Source excerpt:
━━━━━━━━━━━━━━━━

Saturday, January 8, 2011

You win some, you lose some ...

First off, my experience with Finley has been great. I love the little guy to pieces, even though he can be a total devil dog. I thought pugs were couch potatoes, but not so my pooch... Oh boy. But I love him and we started potty training today. He's a smart pup, and out of 10 "businesses", he managed 8 outside, and 2 inside on his puppy pad. Christmas was wonderful. He got a gazillion toys. Of course, first day with me he fell off the bed and I'm not sure who was more traumatized by it, poochie or me. He's such a squirrely little brat that I trip over him at least once a day, but so far it's been all good and no one has gotten hurt.

However, I'm  really not in the mood to write much lately. I know this should be an extremely happy time for me, but I've had such hassle at work and the woman who was supposed to be my mentor. Well, she was anything but and pretty much had it out for me since mid-October, leading to me becoming more and more anxious and stressed and finally, this past Friday, I got "laid-off". And I know, it was all her fault. I think this was the most miserable experience I've ever had! And this for my first attorney job ... thanks for nothing... Anyhoo, that's been the reason I've been so quiet because things really escalated over the last few weeks, but now it's done.

━━━━━━━━━━━━━━━━

Goal 1: In the blog post, rewrite the part that opens with the words "However, I'm  really" and closes with "now it's done.", swapping "mentor" for "supervisor".

[Records of where elements appear]
━━━━━━━━━━━━━━━━

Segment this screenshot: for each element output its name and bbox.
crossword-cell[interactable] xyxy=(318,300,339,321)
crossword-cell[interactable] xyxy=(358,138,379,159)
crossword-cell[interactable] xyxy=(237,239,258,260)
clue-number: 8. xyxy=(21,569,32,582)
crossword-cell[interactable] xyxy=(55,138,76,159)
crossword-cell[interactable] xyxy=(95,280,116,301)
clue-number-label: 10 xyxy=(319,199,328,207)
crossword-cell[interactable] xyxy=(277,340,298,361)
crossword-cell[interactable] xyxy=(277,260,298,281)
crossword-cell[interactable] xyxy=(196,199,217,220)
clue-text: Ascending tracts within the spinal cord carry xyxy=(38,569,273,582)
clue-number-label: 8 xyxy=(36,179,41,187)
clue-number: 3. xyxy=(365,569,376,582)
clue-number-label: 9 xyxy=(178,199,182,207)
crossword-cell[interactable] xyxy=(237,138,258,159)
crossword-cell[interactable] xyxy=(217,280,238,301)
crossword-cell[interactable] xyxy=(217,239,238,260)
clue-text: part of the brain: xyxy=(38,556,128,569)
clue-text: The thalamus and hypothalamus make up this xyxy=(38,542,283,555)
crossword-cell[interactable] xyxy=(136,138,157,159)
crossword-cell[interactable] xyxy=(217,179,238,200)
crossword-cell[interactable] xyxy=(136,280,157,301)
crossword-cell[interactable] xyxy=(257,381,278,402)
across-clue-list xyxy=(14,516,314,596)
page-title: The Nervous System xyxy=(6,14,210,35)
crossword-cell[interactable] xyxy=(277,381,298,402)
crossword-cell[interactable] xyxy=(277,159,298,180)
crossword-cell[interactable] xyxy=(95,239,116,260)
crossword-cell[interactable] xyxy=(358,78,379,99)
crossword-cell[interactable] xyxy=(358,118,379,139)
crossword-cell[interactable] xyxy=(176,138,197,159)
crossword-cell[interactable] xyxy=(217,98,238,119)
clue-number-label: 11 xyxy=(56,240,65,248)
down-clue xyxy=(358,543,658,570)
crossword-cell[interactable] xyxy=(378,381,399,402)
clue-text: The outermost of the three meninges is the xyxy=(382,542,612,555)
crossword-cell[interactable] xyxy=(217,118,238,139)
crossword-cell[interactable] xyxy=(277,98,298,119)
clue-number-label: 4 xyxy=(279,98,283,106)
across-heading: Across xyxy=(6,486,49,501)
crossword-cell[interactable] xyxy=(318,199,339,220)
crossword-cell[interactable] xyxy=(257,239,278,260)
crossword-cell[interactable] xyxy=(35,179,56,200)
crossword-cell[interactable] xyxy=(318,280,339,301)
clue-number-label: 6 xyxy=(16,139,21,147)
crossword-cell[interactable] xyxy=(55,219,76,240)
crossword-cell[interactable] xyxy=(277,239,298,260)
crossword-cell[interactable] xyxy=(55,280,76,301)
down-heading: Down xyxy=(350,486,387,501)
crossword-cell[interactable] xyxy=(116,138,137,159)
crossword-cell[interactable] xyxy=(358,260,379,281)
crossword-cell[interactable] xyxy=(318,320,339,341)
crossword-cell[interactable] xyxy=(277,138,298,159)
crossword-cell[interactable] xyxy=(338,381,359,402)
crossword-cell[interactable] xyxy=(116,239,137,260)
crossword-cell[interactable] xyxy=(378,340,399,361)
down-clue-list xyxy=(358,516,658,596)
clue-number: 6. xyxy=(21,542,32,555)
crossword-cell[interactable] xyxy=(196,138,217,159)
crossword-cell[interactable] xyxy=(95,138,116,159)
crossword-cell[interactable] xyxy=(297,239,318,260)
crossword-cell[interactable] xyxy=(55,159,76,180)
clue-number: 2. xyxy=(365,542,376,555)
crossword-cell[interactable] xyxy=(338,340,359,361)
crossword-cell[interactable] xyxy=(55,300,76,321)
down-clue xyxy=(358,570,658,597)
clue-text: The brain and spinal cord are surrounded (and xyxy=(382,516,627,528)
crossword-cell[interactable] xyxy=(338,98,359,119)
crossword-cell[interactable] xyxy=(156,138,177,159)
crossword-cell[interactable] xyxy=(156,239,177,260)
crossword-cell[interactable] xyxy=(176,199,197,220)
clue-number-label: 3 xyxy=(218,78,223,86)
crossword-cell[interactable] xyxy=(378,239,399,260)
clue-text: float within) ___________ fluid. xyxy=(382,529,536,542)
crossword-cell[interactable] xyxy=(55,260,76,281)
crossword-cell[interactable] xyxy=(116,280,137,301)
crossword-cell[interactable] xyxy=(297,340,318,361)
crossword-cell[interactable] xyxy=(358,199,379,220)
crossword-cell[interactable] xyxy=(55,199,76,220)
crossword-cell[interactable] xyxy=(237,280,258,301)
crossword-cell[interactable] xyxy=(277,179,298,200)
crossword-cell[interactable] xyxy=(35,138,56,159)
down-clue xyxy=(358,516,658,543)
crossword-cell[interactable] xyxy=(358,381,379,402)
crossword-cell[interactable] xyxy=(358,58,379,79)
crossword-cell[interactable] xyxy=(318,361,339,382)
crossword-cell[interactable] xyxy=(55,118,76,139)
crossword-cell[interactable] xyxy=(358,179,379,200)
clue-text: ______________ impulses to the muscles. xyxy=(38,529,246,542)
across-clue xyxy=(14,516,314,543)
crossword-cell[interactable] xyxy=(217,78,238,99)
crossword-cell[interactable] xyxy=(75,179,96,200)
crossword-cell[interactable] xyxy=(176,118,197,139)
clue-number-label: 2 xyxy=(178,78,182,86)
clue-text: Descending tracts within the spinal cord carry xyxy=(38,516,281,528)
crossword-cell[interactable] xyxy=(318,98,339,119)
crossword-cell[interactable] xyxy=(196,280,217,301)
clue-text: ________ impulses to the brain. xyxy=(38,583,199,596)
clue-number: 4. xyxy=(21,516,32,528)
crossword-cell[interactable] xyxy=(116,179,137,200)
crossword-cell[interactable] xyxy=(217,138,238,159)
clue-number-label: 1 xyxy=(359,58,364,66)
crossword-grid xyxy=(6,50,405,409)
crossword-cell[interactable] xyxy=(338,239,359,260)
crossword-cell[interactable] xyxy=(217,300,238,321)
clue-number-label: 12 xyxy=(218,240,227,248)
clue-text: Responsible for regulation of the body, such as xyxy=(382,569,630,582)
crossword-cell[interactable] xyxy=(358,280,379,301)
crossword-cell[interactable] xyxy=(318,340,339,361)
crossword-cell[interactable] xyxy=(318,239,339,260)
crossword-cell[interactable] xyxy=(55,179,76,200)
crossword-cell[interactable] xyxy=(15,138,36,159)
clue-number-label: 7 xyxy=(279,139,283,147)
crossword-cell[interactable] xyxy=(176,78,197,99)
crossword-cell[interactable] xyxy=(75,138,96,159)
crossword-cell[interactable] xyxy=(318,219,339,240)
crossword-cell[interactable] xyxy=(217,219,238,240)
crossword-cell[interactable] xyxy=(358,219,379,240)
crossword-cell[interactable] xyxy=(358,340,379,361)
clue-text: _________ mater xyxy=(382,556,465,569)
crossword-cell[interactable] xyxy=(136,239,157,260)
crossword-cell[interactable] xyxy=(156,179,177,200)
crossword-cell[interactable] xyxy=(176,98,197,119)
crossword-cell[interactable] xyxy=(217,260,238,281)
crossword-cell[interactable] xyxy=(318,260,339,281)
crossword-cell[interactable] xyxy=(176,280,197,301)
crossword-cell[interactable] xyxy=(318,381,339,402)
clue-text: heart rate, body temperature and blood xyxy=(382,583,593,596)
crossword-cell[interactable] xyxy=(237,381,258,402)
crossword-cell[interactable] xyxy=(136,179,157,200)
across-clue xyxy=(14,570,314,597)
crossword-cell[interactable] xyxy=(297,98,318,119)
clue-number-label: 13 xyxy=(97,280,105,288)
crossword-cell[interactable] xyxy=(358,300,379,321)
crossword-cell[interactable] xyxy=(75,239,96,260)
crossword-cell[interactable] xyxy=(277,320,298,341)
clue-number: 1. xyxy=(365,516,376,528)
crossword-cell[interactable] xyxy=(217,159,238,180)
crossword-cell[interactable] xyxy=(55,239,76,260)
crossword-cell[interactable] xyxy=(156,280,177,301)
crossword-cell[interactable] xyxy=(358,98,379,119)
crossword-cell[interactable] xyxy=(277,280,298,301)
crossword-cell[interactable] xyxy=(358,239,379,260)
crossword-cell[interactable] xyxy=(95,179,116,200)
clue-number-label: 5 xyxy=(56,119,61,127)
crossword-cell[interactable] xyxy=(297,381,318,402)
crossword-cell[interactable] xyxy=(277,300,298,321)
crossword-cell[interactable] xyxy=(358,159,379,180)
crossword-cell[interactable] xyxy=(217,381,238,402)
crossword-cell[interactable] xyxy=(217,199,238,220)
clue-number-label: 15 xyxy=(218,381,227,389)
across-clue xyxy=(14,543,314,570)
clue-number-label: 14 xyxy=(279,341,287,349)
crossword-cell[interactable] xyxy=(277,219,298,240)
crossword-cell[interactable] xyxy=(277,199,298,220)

━━━━━━━━━━━━━━━━

Goal 2: Restate word for word the entries from the start of the records through the line containing "crossword-cell[interactable] xyxy=(277,260,298,281)", including both ends.

Exercise answer 1:
However, I'm  really not in the mood to write much lately. I know this should be an extremely happy time for me, but I've had such hassle at work and the woman who was supposed to be my supervisor. Well, she was anything but and pretty much had it out for me since mid-October, leading to me becoming more and more anxious and stressed and finally, this past Friday, I got "laid-off". And I know, it was all her fault. I think this was the most miserable experience I've ever had! And this for my first attorney job ... thanks for nothing... Anyhoo, that's been the reason I've been so quiet because things really escalated over the last few weeks, but now it's done.

Exercise answer 2:
Segment this screenshot: for each element output its name and bbox.
crossword-cell[interactable] xyxy=(318,300,339,321)
crossword-cell[interactable] xyxy=(358,138,379,159)
crossword-cell[interactable] xyxy=(237,239,258,260)
clue-number: 8. xyxy=(21,569,32,582)
crossword-cell[interactable] xyxy=(55,138,76,159)
crossword-cell[interactable] xyxy=(95,280,116,301)
clue-number-label: 10 xyxy=(319,199,328,207)
crossword-cell[interactable] xyxy=(277,340,298,361)
crossword-cell[interactable] xyxy=(277,260,298,281)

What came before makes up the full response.